Please convert the lines of the material into a JSON list of strings, one string per line and no blank lines, beginning with the line that contains "node-label: RIPK1: [675, 876, 711, 890]" and continuing through the line that contains "node-label: ACTB: [460, 773, 493, 787]".

Element location listings:
++++++
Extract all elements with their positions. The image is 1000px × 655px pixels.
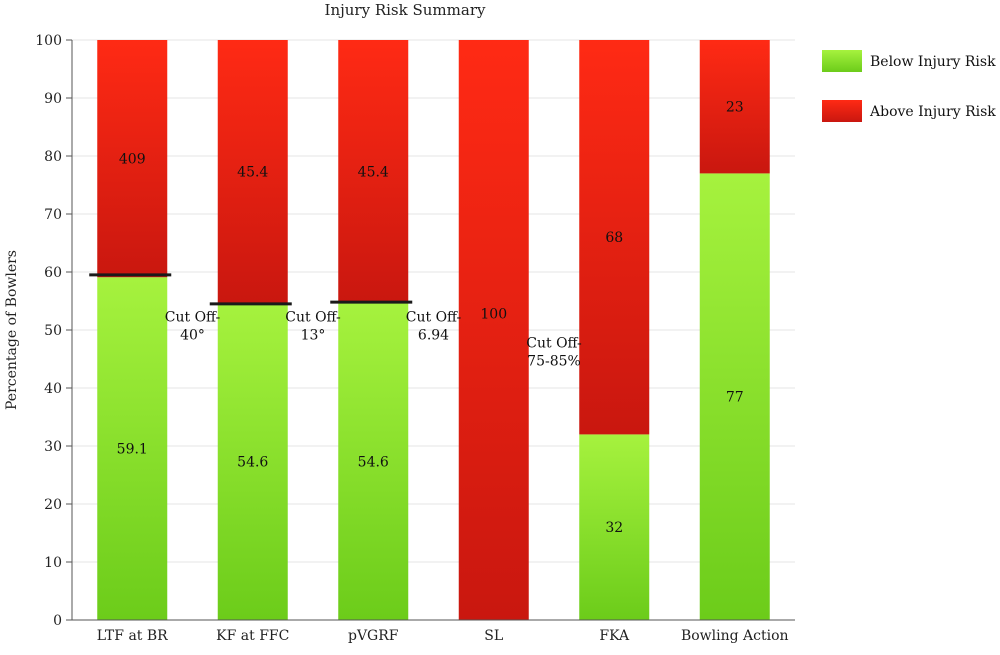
y-tick-label: 80	[44, 149, 62, 165]
y-tick-label: 30	[44, 439, 62, 455]
y-tick-label: 70	[44, 207, 62, 223]
bar-segment-above-risk	[338, 40, 409, 304]
y-tick-label: 0	[53, 613, 62, 629]
legend-swatch	[822, 100, 862, 122]
y-tick-label: 10	[44, 555, 62, 571]
x-tick-label: LTF at BR	[97, 628, 168, 644]
grid-lines	[72, 39, 795, 563]
cutoff-annotation: Cut Off- 6.94	[406, 309, 462, 343]
axes: 0 10 20 30 40 50 60 70 80 90 100 LTF at BR KF at FFC…	[35, 33, 795, 644]
bar-segment-above-risk	[579, 40, 650, 435]
cutoff-annotation-line: Cut Off-	[165, 309, 221, 325]
x-tick-label: KF at FFC	[216, 628, 289, 644]
bar-segment-below-risk	[217, 303, 288, 620]
data-label: 32	[605, 520, 623, 536]
cutoff-annotation: Cut Off- 13°	[285, 309, 341, 343]
x-tick-label: Bowling Action	[681, 628, 789, 644]
bars: 59.1 409 54.6 45.4 54.6 45.4 100 32 68 77 23	[97, 40, 770, 620]
legend-label: Below Injury Risk	[870, 54, 996, 70]
y-tick-label: 40	[44, 381, 62, 397]
cutoff-annotation-line: Cut Off-	[406, 309, 462, 325]
bar-segment-above-risk	[217, 40, 288, 304]
data-label: 68	[605, 230, 623, 246]
bar-segment-above-risk	[699, 40, 770, 174]
cutoff-annotation: Cut Off- 75-85%	[526, 335, 582, 369]
bar-segment-below-risk	[97, 277, 168, 620]
legend-swatch	[822, 50, 862, 72]
y-axis-label: Percentage of Bowlers	[4, 250, 20, 410]
y-tick-label: 20	[44, 497, 62, 513]
cutoff-annotation-line: 13°	[301, 327, 326, 343]
legend-label: Above Injury Risk	[869, 104, 996, 120]
data-label: 77	[726, 390, 744, 406]
data-label: 54.6	[358, 455, 389, 471]
x-tick-label: pVGRF	[348, 628, 399, 644]
cutoff-annotation-line: 75-85%	[527, 353, 581, 369]
x-tick-label: FKA	[599, 628, 630, 644]
legend: Below Injury Risk Above Injury Risk	[822, 50, 996, 122]
data-label: 409	[119, 152, 146, 168]
y-tick-label: 90	[44, 91, 62, 107]
data-label: 59.1	[117, 442, 148, 458]
cutoff-annotation-line: Cut Off-	[526, 335, 582, 351]
data-label: 23	[726, 100, 744, 116]
y-tick-label: 50	[44, 323, 62, 339]
data-label: 54.6	[237, 455, 268, 471]
bar-segment-above-risk	[458, 40, 529, 620]
y-tick-label: 100	[35, 33, 62, 49]
cutoff-annotation-line: Cut Off-	[285, 309, 341, 325]
bar-segment-below-risk	[338, 303, 409, 620]
cutoff-annotation-line: 40°	[180, 327, 205, 343]
bar-segment-below-risk	[699, 173, 770, 620]
chart-title: Injury Risk Summary	[325, 1, 486, 19]
data-label: 45.4	[237, 165, 268, 181]
y-tick-label: 60	[44, 265, 62, 281]
bar-segment-above-risk	[97, 40, 168, 278]
x-tick-label: SL	[484, 628, 503, 644]
cutoff-annotation: Cut Off- 40°	[165, 309, 221, 343]
data-label: 100	[480, 306, 507, 322]
cutoff-annotation-line: 6.94	[418, 327, 449, 343]
bar-segment-below-risk	[579, 434, 650, 620]
data-label: 45.4	[358, 165, 389, 181]
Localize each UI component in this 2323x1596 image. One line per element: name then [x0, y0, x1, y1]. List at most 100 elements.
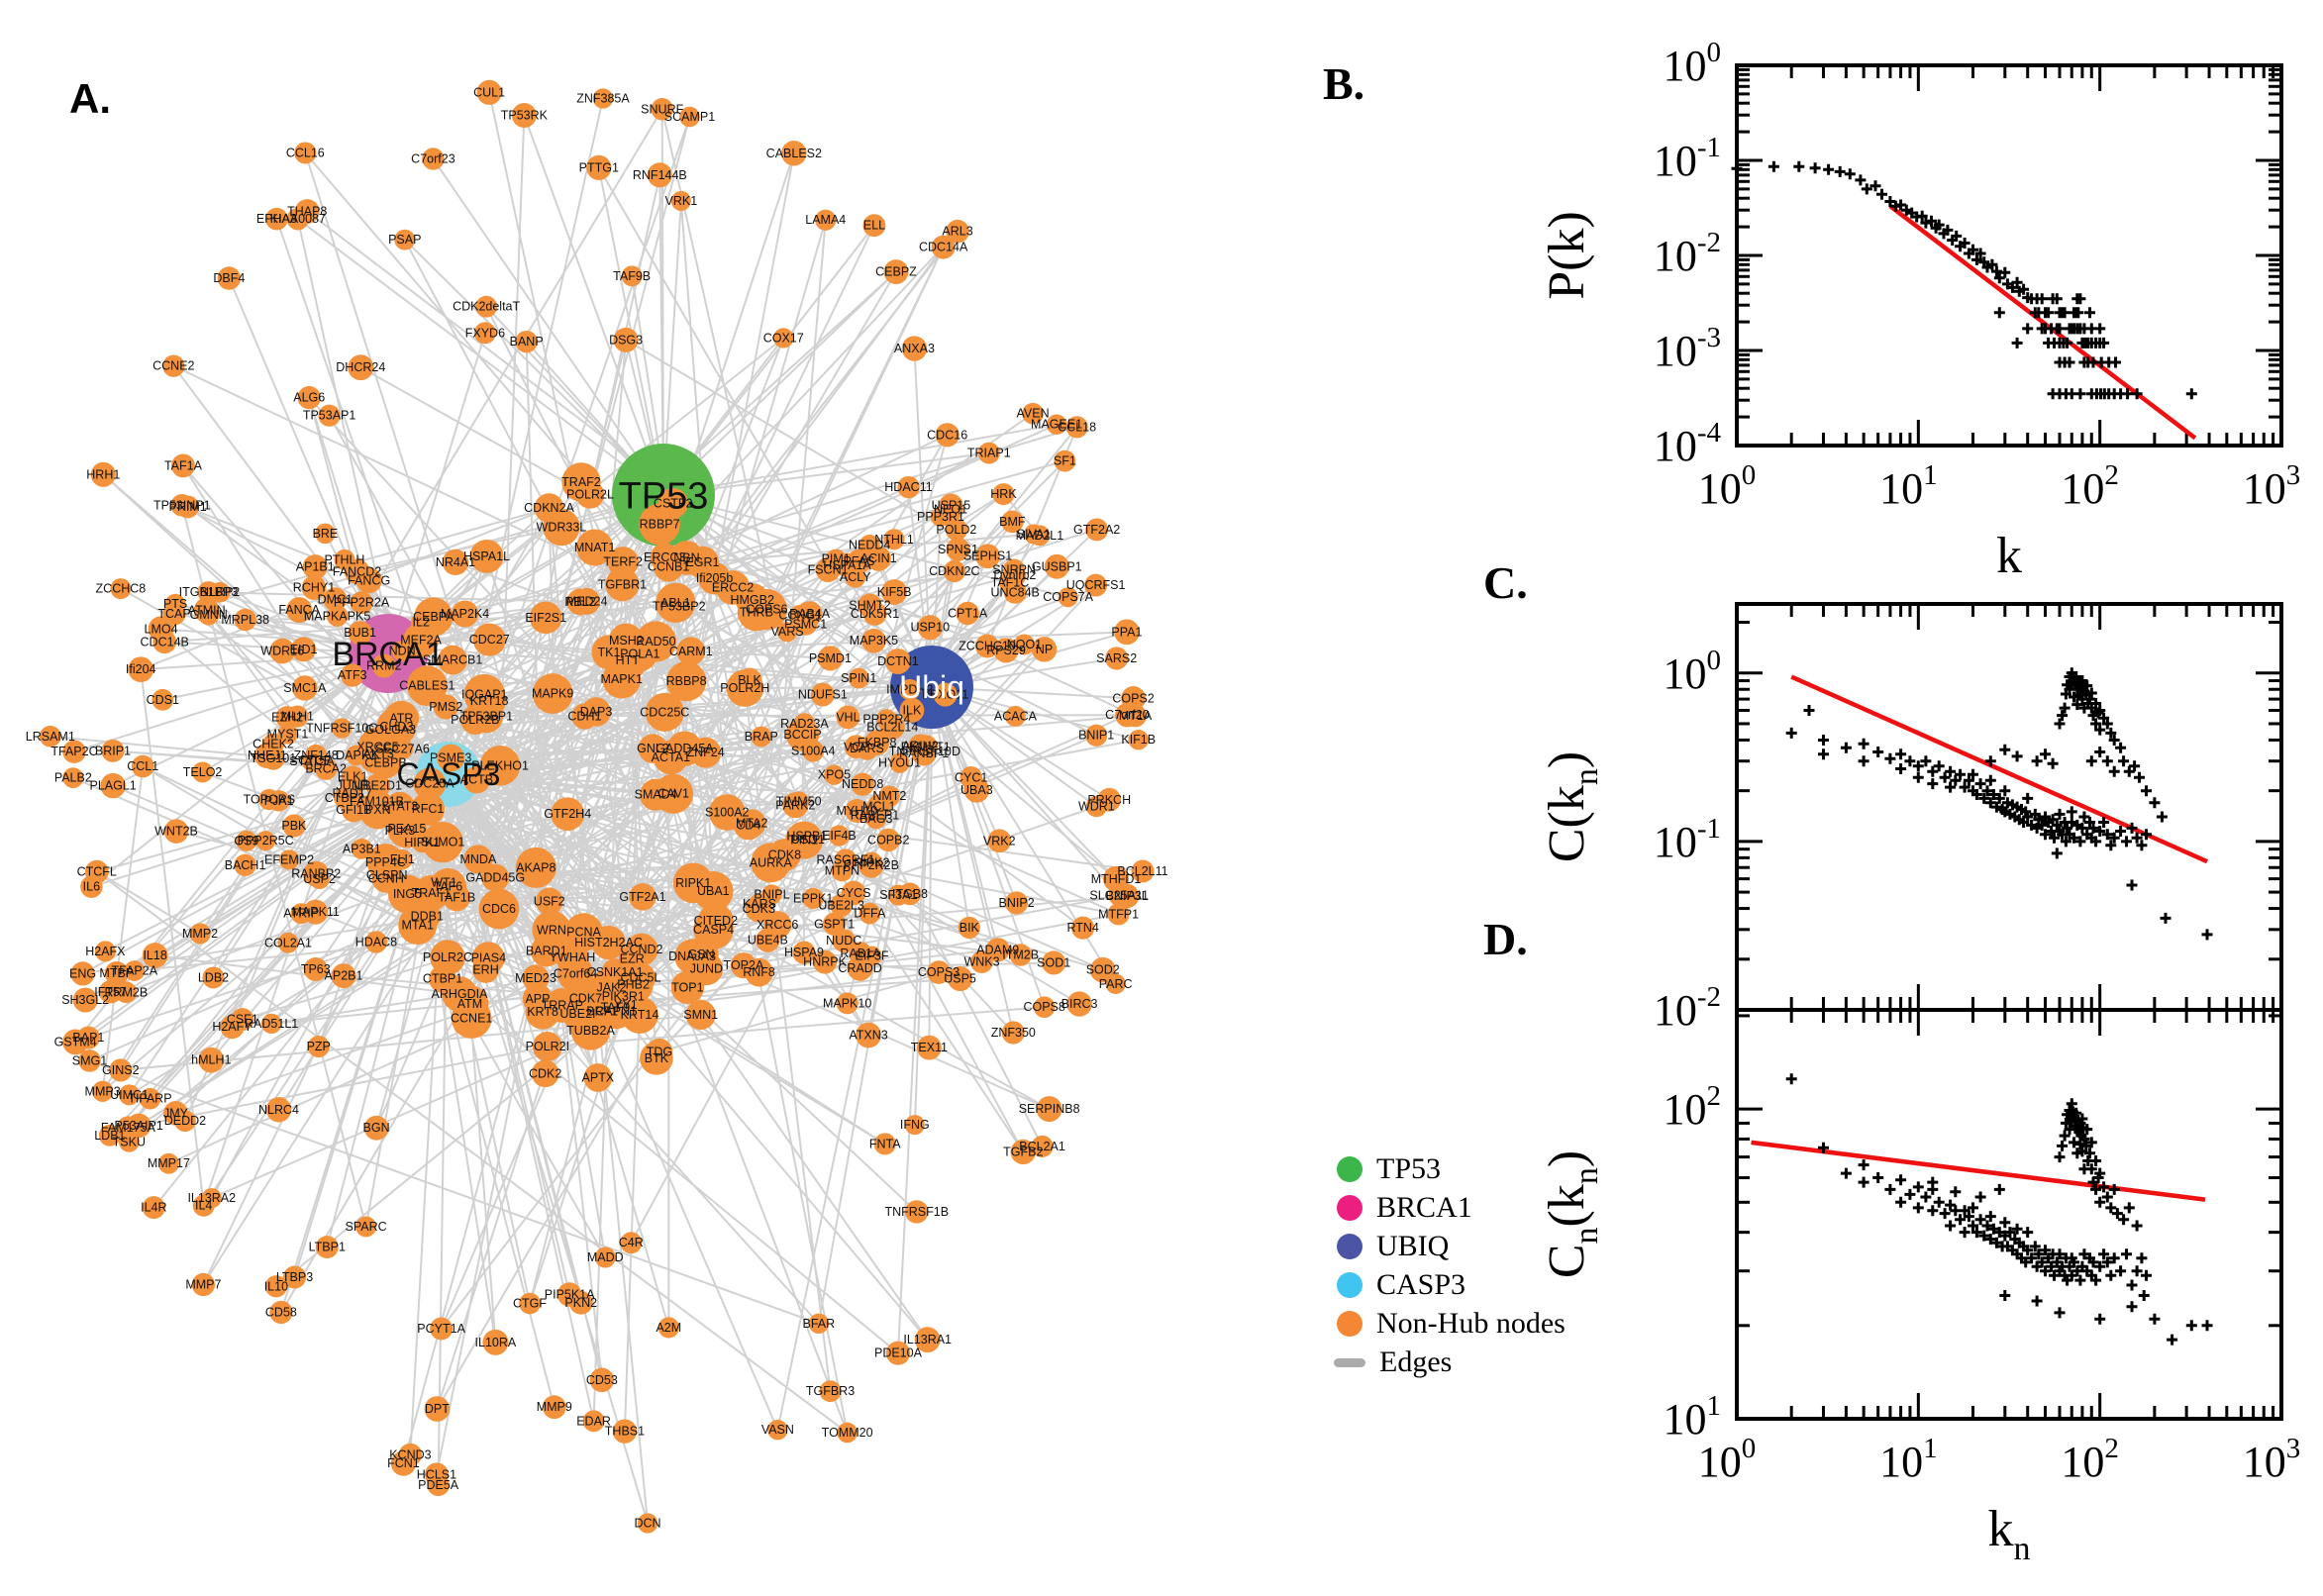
node-label: RIPK1: [675, 876, 711, 890]
network-node: [297, 385, 321, 410]
node-label: PZP: [307, 1040, 331, 1053]
node-label: ELL: [863, 219, 885, 233]
axis-tick-label: 101: [1879, 459, 1938, 513]
network-node: [128, 656, 154, 682]
node-label: MAPKAPK5: [304, 609, 370, 623]
node-label: PIK3R1: [602, 990, 645, 1004]
node-label: MAPK1: [601, 672, 643, 686]
node-label: SH3GL2: [61, 993, 109, 1007]
network-node: [581, 697, 611, 727]
node-label: ACTB: [460, 773, 493, 787]
network-node: [751, 726, 772, 748]
node-label: STAT3: [381, 800, 418, 814]
network-node: [278, 849, 300, 870]
node-label: RAD23A: [780, 717, 829, 731]
network-node: [131, 754, 154, 778]
network-node: [861, 628, 886, 653]
node-label: NEO1: [934, 502, 967, 516]
node-label: MED24: [566, 594, 608, 608]
node-label: HTT: [616, 653, 641, 667]
node-label: TRAF1: [412, 886, 452, 900]
node-label: POLR2C: [423, 950, 472, 964]
network-node: [78, 1049, 101, 1072]
network-node: [883, 259, 909, 285]
network-edge: [304, 151, 804, 736]
node-label: BNIP1: [1078, 729, 1114, 743]
network-edge: [315, 556, 665, 756]
node-label: HSPA1L: [463, 549, 510, 563]
node-label: BFAR: [803, 1317, 836, 1331]
network-node: [277, 932, 299, 953]
node-label: PALB2: [54, 771, 92, 785]
network-edge: [138, 1045, 549, 1127]
node-label: EPPK1: [793, 891, 833, 905]
network-node: [834, 848, 858, 871]
node-label: HCLS1: [417, 1467, 456, 1481]
axis-ticks: [1735, 1010, 2283, 1421]
network-node: [1022, 402, 1044, 425]
node-label: BAP1: [72, 1031, 104, 1045]
node-label: ACIN1: [860, 551, 897, 565]
node-label: EZR: [620, 951, 645, 965]
network-node: [532, 1031, 562, 1061]
network-node: [795, 827, 821, 851]
network-node: [307, 1036, 330, 1058]
node-label: HYOU1: [878, 756, 921, 770]
network-edge: [142, 765, 408, 895]
node-label: CDC5L: [620, 971, 660, 985]
node-label: SF3A1: [879, 888, 917, 902]
node-label: BRCA2: [305, 761, 347, 775]
network-node: [943, 559, 965, 583]
network-node: [442, 549, 469, 576]
network-node: [94, 941, 116, 962]
node-label: ZNF385A: [576, 91, 630, 105]
axis-title: P(k): [1539, 211, 1595, 300]
node-label: PKMYT1: [901, 741, 951, 754]
network-node: [191, 1272, 216, 1297]
node-label: GMNN: [190, 608, 228, 622]
network-node: [519, 1292, 541, 1315]
node-label: RANBP2: [291, 867, 341, 881]
node-label: TGFBR3: [806, 1384, 855, 1398]
network-edge: [73, 652, 389, 753]
network-edge: [663, 711, 1119, 916]
node-label: ILK: [903, 703, 922, 717]
legend-item-ubiq: UBIQ: [1337, 1230, 1566, 1262]
node-label: RBL2: [564, 595, 595, 609]
network-node: [863, 730, 890, 755]
network-edge: [181, 504, 585, 718]
network-edge: [181, 504, 623, 681]
network-node: [332, 718, 353, 739]
network-edge: [270, 993, 460, 1025]
network-node: [621, 996, 658, 1034]
node-label: NLRP2: [200, 585, 240, 599]
node-label: PCNA: [566, 926, 601, 940]
node-label: CCNE1: [451, 1012, 492, 1026]
node-label: LTBP3: [276, 1270, 313, 1284]
network-node: [1036, 1096, 1062, 1123]
network-node: [303, 899, 329, 925]
node-label: S100A2: [705, 806, 750, 820]
network-edge: [279, 773, 450, 1313]
node-label: CAPN1: [595, 1004, 637, 1018]
network-node: [476, 79, 502, 105]
plot-border: [1735, 602, 2283, 1012]
node-label: EPHA3: [256, 212, 297, 226]
network-node: [398, 1443, 423, 1466]
node-label: ACACA: [994, 709, 1038, 723]
network-node: [375, 714, 406, 746]
legend-item-label: TP53: [1376, 1152, 1442, 1185]
network-edge: [535, 493, 1005, 869]
network-node: [292, 675, 318, 701]
node-label: RAD50: [636, 635, 675, 648]
network-edge: [662, 270, 897, 496]
node-label: ZNF148: [294, 748, 339, 762]
network-node: [851, 772, 874, 796]
node-label: PKN2: [564, 1296, 597, 1310]
node-label: RASGRF1: [816, 852, 874, 866]
node-label: PCYT1A: [417, 1322, 465, 1336]
axis-tick-label: 100: [1664, 37, 1722, 90]
node-label: IL13RA1: [903, 1333, 952, 1347]
node-label: YY1: [614, 998, 638, 1012]
network-node: [264, 1275, 287, 1298]
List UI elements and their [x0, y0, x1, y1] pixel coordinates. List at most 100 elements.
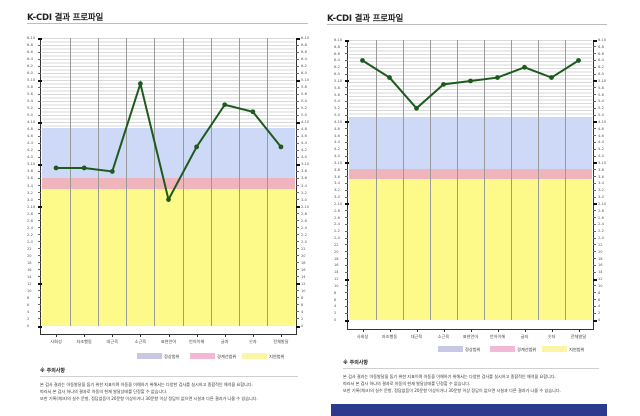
++++++
Written response ::
[
  "node-label: RIPK1: [675, 876, 711, 890]",
  "network-node: [297, 385, 321, 410]",
  "node-label: PZP: [307, 1040, 331, 1053]",
  "node-label: ELL: [863, 219, 885, 233]",
  "axis-tick-label: 101: [1879, 459, 1938, 513]",
  "network-node: [128, 656, 154, 682]",
  "node-label: MAPKAPK5: [304, 609, 370, 623]",
  "node-label: PIK3R1: [602, 990, 645, 1004]",
  "node-label: MAPK1: [601, 672, 643, 686]",
  "node-label: SH3GL2: [61, 993, 109, 1007]",
  "network-node: [581, 697, 611, 727]",
  "node-label: ACTB: [460, 773, 493, 787]"
]